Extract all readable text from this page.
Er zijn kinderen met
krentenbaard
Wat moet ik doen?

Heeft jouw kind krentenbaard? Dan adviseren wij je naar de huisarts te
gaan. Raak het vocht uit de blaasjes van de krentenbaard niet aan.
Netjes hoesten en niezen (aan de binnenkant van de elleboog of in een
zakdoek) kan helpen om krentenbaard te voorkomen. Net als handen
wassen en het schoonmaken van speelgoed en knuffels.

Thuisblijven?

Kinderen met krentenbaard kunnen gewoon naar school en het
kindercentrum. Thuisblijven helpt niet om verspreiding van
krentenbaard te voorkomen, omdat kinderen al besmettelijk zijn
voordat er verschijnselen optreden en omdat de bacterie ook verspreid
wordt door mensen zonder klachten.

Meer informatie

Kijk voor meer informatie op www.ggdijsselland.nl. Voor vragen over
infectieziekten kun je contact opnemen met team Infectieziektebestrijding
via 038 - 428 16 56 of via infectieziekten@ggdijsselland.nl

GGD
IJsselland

§ **TASK DESCRIPTION**:
Which of the lines above carry the string "zijn"? Pick them out and copy them.

§ **PROBLEM SOLUTION**:
Er zijn kinderen met
krentenbaard te voorkomen, omdat kinderen al besmettelijk zijn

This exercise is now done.